* [DESCRIPTION OF THE TASK]:
Take each line containing the word "JSON" and copy it.

Records excerpted from a collection
*-*-*
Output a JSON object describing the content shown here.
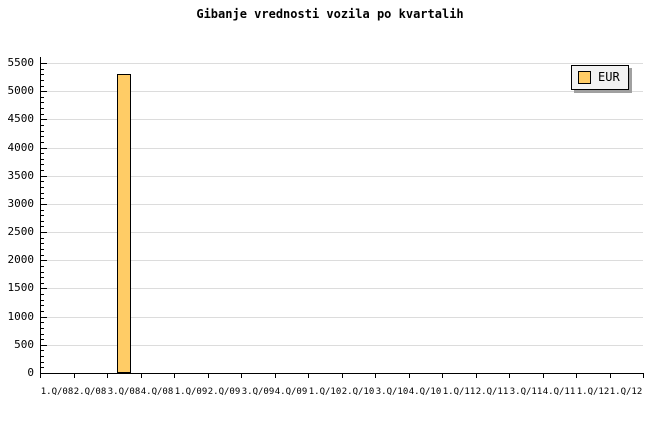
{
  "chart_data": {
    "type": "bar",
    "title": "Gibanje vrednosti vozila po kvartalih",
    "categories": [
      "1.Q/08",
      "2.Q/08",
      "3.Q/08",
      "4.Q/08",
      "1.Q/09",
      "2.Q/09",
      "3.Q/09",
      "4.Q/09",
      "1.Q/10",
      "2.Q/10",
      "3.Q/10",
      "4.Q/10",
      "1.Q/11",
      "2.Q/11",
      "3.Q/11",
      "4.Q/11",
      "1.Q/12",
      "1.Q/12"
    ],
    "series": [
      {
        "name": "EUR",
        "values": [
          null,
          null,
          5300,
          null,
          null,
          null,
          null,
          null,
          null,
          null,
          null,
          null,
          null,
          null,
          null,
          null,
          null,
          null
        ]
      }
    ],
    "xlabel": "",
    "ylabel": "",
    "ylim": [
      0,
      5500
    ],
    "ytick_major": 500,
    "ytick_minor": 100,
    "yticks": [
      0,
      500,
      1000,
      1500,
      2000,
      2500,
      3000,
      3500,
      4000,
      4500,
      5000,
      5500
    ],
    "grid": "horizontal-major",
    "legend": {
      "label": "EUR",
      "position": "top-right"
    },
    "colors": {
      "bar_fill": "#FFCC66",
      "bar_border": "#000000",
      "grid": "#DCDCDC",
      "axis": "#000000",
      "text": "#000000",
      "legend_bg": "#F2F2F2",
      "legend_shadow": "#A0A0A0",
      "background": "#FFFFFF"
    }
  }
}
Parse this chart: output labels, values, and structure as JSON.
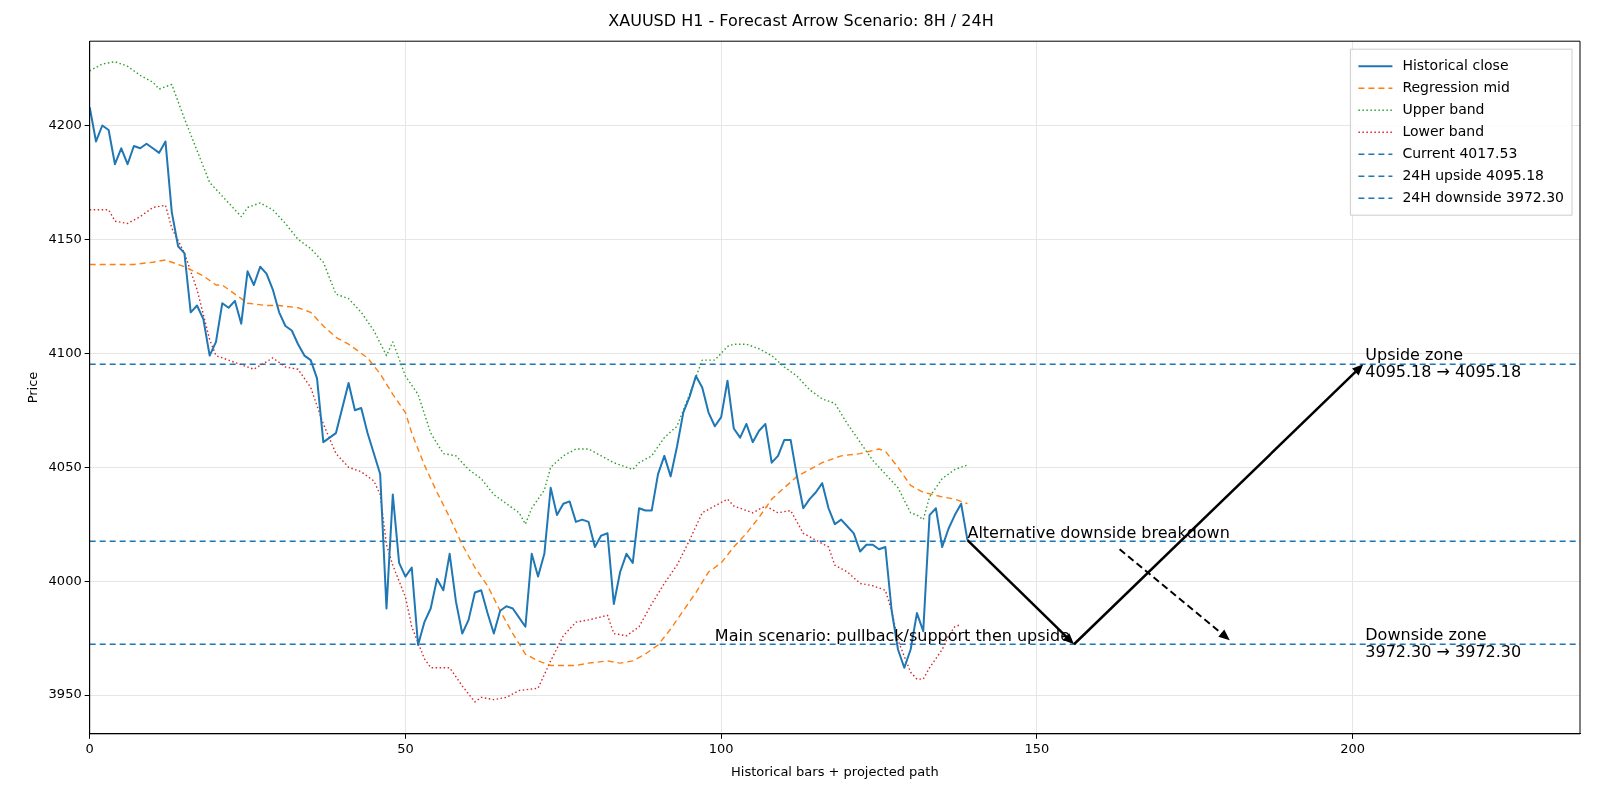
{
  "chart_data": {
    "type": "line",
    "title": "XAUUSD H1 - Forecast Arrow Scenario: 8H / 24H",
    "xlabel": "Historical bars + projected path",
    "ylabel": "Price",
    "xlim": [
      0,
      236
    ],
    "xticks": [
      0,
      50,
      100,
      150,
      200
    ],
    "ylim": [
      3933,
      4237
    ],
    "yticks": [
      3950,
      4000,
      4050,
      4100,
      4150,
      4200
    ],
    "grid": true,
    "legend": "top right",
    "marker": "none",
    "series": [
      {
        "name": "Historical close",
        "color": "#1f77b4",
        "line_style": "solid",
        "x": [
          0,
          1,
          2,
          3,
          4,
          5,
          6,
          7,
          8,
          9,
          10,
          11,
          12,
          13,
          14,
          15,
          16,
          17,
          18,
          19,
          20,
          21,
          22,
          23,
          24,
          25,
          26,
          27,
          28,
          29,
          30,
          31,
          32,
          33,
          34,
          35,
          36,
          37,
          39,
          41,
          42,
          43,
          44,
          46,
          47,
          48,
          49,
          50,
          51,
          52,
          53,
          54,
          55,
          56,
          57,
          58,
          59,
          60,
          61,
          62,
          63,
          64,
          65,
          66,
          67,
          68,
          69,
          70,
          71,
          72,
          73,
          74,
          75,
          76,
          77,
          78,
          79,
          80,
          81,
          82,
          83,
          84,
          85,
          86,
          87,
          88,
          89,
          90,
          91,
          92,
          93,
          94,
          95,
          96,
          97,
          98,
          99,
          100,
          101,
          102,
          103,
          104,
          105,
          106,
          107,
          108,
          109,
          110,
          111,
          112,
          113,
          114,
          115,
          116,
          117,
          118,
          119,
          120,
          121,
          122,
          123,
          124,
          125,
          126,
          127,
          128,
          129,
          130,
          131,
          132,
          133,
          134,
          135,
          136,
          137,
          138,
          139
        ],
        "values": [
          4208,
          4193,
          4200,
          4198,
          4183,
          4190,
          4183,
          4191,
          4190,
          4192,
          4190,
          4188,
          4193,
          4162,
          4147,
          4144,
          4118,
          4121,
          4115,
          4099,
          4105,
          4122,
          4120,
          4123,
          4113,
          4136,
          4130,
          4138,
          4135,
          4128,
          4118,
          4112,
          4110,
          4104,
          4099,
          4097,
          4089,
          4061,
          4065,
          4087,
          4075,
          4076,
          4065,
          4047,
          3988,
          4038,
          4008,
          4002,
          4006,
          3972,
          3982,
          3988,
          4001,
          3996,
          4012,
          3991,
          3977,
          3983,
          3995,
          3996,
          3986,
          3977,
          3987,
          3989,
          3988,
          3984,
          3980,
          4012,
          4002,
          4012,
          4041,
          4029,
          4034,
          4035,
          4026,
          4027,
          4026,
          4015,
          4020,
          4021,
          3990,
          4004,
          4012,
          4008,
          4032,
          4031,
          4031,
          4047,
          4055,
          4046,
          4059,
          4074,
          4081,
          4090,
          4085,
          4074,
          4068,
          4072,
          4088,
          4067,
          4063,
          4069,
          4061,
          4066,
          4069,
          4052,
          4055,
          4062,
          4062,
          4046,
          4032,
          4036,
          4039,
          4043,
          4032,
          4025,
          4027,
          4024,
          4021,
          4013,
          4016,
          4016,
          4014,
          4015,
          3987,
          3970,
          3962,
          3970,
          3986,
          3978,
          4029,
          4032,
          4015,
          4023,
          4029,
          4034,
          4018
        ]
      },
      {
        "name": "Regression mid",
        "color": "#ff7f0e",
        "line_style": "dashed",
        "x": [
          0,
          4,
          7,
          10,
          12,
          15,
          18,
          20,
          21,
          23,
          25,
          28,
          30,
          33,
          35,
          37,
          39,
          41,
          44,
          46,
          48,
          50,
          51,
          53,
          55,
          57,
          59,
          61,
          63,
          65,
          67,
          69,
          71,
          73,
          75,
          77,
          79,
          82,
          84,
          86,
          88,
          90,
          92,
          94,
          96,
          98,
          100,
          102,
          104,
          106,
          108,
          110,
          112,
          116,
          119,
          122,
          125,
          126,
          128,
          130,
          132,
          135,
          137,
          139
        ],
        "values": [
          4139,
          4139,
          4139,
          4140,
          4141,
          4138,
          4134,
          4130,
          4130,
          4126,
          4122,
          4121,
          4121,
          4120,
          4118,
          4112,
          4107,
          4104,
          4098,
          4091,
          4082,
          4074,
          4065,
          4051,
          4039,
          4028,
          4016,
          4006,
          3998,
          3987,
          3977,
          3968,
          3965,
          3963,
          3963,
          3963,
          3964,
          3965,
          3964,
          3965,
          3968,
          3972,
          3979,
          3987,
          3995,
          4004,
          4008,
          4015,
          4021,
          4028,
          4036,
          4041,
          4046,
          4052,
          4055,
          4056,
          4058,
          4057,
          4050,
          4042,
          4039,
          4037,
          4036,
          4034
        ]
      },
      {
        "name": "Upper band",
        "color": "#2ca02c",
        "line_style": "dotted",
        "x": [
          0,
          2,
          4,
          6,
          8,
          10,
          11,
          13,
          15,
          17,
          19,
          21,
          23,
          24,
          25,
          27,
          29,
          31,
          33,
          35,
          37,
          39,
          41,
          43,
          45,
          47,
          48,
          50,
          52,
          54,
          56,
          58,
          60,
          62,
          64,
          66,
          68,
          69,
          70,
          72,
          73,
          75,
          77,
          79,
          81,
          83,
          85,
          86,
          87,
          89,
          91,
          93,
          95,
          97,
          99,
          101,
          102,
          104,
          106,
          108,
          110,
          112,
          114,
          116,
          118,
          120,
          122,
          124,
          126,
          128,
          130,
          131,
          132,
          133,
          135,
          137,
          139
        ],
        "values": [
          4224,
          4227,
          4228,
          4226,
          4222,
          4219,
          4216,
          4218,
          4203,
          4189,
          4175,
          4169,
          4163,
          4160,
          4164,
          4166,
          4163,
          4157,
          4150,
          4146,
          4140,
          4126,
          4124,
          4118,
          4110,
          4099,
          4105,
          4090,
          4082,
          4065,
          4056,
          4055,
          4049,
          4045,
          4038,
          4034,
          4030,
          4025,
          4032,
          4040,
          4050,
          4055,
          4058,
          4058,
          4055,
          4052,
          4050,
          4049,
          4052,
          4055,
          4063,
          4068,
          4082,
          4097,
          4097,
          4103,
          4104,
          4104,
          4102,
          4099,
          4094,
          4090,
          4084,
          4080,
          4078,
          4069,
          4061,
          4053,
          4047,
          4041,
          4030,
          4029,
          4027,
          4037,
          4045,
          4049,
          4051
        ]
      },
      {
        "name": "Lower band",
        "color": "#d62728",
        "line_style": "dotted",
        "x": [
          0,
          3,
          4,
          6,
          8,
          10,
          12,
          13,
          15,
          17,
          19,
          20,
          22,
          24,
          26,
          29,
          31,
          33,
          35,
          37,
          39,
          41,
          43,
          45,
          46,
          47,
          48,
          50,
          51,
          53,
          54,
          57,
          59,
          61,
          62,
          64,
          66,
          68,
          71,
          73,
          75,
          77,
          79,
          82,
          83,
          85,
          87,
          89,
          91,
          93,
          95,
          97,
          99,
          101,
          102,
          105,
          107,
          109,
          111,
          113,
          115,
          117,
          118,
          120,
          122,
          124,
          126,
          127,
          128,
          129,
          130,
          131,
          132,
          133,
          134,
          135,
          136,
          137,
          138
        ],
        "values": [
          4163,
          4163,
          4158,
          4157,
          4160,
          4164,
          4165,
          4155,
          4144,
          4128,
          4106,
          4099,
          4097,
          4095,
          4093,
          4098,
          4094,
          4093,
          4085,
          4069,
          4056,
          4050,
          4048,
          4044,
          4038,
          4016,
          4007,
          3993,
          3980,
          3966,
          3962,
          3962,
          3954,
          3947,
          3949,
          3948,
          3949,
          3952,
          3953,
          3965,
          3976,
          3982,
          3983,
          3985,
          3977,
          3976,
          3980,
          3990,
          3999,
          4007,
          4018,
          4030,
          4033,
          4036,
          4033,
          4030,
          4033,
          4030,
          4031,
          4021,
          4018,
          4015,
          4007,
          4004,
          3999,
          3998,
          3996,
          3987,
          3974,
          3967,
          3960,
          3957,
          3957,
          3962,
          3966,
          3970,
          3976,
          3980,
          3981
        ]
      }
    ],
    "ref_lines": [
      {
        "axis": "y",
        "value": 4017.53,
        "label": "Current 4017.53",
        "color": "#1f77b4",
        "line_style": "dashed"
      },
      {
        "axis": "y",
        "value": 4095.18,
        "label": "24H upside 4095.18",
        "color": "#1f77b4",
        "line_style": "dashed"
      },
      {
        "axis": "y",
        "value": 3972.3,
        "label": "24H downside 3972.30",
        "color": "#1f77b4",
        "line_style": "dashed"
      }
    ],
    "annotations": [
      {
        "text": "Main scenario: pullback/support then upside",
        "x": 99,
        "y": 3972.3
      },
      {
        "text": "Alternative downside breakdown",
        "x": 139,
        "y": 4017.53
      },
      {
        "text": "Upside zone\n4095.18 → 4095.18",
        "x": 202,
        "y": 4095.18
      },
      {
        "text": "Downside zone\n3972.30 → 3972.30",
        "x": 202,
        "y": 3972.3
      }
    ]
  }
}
*-*-*
* [SOLUTION BELOW]:
Output a JSON object describing the content shown here.
Parse this chart: output labels, values, and structure as JSON.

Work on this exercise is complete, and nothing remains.